Task description —
Exactly as they appear, output all of the entries.

(Collected data entries)

◆ ◆ ◆ ◆ ◆ ◆ ◆

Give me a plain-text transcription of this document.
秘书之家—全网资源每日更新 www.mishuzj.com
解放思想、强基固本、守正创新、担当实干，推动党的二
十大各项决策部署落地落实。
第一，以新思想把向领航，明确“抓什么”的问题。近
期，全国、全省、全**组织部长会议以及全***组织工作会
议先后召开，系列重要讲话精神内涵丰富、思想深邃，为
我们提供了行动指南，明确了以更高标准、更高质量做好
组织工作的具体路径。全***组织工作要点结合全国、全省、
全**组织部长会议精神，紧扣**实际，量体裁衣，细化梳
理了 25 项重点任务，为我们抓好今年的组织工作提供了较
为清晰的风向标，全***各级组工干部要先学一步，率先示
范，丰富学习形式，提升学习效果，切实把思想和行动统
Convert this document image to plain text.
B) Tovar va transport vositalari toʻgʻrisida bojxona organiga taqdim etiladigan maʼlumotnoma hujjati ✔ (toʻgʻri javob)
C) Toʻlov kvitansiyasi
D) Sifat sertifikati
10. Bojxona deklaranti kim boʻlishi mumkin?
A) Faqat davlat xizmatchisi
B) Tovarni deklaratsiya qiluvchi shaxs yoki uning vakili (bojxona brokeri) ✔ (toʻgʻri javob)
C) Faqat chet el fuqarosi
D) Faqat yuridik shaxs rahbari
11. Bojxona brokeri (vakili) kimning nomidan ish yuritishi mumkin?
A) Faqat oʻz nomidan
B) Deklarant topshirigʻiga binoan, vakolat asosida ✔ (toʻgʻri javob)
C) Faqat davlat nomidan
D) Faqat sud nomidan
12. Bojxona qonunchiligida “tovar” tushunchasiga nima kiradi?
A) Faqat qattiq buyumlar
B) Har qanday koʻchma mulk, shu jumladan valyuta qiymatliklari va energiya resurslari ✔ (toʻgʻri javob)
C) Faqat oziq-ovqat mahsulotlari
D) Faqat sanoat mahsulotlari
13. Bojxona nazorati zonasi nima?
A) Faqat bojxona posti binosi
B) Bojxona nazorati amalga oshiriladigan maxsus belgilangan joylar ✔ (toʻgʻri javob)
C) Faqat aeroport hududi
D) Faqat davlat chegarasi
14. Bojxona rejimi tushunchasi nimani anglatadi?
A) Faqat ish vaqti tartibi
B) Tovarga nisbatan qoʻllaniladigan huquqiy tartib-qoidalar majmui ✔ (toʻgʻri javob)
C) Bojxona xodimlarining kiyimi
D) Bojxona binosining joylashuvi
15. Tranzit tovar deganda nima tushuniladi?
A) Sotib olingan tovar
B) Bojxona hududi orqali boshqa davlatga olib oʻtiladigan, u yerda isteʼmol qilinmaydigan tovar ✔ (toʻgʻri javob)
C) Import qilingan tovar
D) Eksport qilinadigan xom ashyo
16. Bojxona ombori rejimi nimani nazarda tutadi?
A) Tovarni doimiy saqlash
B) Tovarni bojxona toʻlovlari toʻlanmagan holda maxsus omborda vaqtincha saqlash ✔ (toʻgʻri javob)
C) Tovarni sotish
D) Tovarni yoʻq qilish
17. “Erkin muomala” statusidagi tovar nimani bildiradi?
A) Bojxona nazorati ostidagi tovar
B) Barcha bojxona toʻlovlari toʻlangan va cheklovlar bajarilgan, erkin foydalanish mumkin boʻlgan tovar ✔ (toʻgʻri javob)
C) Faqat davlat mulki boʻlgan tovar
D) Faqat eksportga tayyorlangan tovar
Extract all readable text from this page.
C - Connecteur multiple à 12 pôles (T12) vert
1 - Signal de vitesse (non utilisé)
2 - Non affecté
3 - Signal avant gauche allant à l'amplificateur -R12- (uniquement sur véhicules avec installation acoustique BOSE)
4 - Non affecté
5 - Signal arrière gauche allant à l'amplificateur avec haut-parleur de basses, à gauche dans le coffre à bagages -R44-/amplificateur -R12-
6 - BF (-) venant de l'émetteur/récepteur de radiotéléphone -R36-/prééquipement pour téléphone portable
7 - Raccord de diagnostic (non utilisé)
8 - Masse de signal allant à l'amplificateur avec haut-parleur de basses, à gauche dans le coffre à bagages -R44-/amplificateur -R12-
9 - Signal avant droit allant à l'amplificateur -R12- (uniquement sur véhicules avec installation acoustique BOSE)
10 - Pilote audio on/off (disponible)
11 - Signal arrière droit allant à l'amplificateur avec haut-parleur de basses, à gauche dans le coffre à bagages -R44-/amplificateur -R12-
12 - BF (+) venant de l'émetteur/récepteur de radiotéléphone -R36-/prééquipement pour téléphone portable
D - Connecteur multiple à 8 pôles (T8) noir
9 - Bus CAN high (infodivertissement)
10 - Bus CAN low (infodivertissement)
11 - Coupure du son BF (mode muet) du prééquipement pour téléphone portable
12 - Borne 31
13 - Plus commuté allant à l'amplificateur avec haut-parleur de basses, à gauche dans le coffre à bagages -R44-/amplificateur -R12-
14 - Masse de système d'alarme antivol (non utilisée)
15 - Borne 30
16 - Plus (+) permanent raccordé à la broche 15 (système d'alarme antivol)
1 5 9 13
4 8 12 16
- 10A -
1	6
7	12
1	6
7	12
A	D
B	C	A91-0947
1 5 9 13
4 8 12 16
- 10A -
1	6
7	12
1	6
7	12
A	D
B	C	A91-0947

◆ ◆ ◆ ◆ ◆ ◆ ◆

Task solution —
Give me a plain-text transcription of this document.
秘书之家—全网资源每日更新 www.mishuzj.com
解放思想、强基固本、守正创新、担当实干，推动党的二
十大各项决策部署落地落实。
第一，以新思想把向领航，明确“抓什么”的问题。近
期，全国、全省、全**组织部长会议以及全***组织工作会
议先后召开，系列重要讲话精神内涵丰富、思想深邃，为
我们提供了行动指南，明确了以更高标准、更高质量做好
组织工作的具体路径。全***组织工作要点结合全国、全省、
全**组织部长会议精神，紧扣**实际，量体裁衣，细化梳
理了 25 项重点任务，为我们抓好今年的组织工作提供了较
为清晰的风向标，全***各级组工干部要先学一步，率先示
范，丰富学习形式，提升学习效果，切实把思想和行动统
Convert this document image to plain text.
B) Tovar va transport vositalari toʻgʻrisida bojxona organiga taqdim etiladigan maʼlumotnoma hujjati ✔ (toʻgʻri javob)
C) Toʻlov kvitansiyasi
D) Sifat sertifikati
10. Bojxona deklaranti kim boʻlishi mumkin?
A) Faqat davlat xizmatchisi
B) Tovarni deklaratsiya qiluvchi shaxs yoki uning vakili (bojxona brokeri) ✔ (toʻgʻri javob)
C) Faqat chet el fuqarosi
D) Faqat yuridik shaxs rahbari
11. Bojxona brokeri (vakili) kimning nomidan ish yuritishi mumkin?
A) Faqat oʻz nomidan
B) Deklarant topshirigʻiga binoan, vakolat asosida ✔ (toʻgʻri javob)
C) Faqat davlat nomidan
D) Faqat sud nomidan
12. Bojxona qonunchiligida “tovar” tushunchasiga nima kiradi?
A) Faqat qattiq buyumlar
B) Har qanday koʻchma mulk, shu jumladan valyuta qiymatliklari va energiya resurslari ✔ (toʻgʻri javob)
C) Faqat oziq-ovqat mahsulotlari
D) Faqat sanoat mahsulotlari
13. Bojxona nazorati zonasi nima?
A) Faqat bojxona posti binosi
B) Bojxona nazorati amalga oshiriladigan maxsus belgilangan joylar ✔ (toʻgʻri javob)
C) Faqat aeroport hududi
D) Faqat davlat chegarasi
14. Bojxona rejimi tushunchasi nimani anglatadi?
A) Faqat ish vaqti tartibi
B) Tovarga nisbatan qoʻllaniladigan huquqiy tartib-qoidalar majmui ✔ (toʻgʻri javob)
C) Bojxona xodimlarining kiyimi
D) Bojxona binosining joylashuvi
15. Tranzit tovar deganda nima tushuniladi?
A) Sotib olingan tovar
B) Bojxona hududi orqali boshqa davlatga olib oʻtiladigan, u yerda isteʼmol qilinmaydigan tovar ✔ (toʻgʻri javob)
C) Import qilingan tovar
D) Eksport qilinadigan xom ashyo
16. Bojxona ombori rejimi nimani nazarda tutadi?
A) Tovarni doimiy saqlash
B) Tovarni bojxona toʻlovlari toʻlanmagan holda maxsus omborda vaqtincha saqlash ✔ (toʻgʻri javob)
C) Tovarni sotish
D) Tovarni yoʻq qilish
17. “Erkin muomala” statusidagi tovar nimani bildiradi?
A) Bojxona nazorati ostidagi tovar
B) Barcha bojxona toʻlovlari toʻlangan va cheklovlar bajarilgan, erkin foydalanish mumkin boʻlgan tovar ✔ (toʻgʻri javob)
C) Faqat davlat mulki boʻlgan tovar
D) Faqat eksportga tayyorlangan tovar
Extract all readable text from this page.
C - Connecteur multiple à 12 pôles (T12) vert
1 - Signal de vitesse (non utilisé)
2 - Non affecté
3 - Signal avant gauche allant à l'amplificateur -R12- (uniquement sur véhicules avec installation acoustique BOSE)
4 - Non affecté
5 - Signal arrière gauche allant à l'amplificateur avec haut-parleur de basses, à gauche dans le coffre à bagages -R44-/amplificateur -R12-
6 - BF (-) venant de l'émetteur/récepteur de radiotéléphone -R36-/prééquipement pour téléphone portable
7 - Raccord de diagnostic (non utilisé)
8 - Masse de signal allant à l'amplificateur avec haut-parleur de basses, à gauche dans le coffre à bagages -R44-/amplificateur -R12-
9 - Signal avant droit allant à l'amplificateur -R12- (uniquement sur véhicules avec installation acoustique BOSE)
10 - Pilote audio on/off (disponible)
11 - Signal arrière droit allant à l'amplificateur avec haut-parleur de basses, à gauche dans le coffre à bagages -R44-/amplificateur -R12-
12 - BF (+) venant de l'émetteur/récepteur de radiotéléphone -R36-/prééquipement pour téléphone portable
D - Connecteur multiple à 8 pôles (T8) noir
9 - Bus CAN high (infodivertissement)
10 - Bus CAN low (infodivertissement)
11 - Coupure du son BF (mode muet) du prééquipement pour téléphone portable
12 - Borne 31
13 - Plus commuté allant à l'amplificateur avec haut-parleur de basses, à gauche dans le coffre à bagages -R44-/amplificateur -R12-
14 - Masse de système d'alarme antivol (non utilisée)
15 - Borne 30
16 - Plus (+) permanent raccordé à la broche 15 (système d'alarme antivol)
1 5 9 13
4 8 12 16
- 10A -
1	6
7	12
1	6
7	12
A	D
B	C	A91-0947
1 5 9 13
4 8 12 16
- 10A -
1	6
7	12
1	6
7	12
A	D
B	C	A91-0947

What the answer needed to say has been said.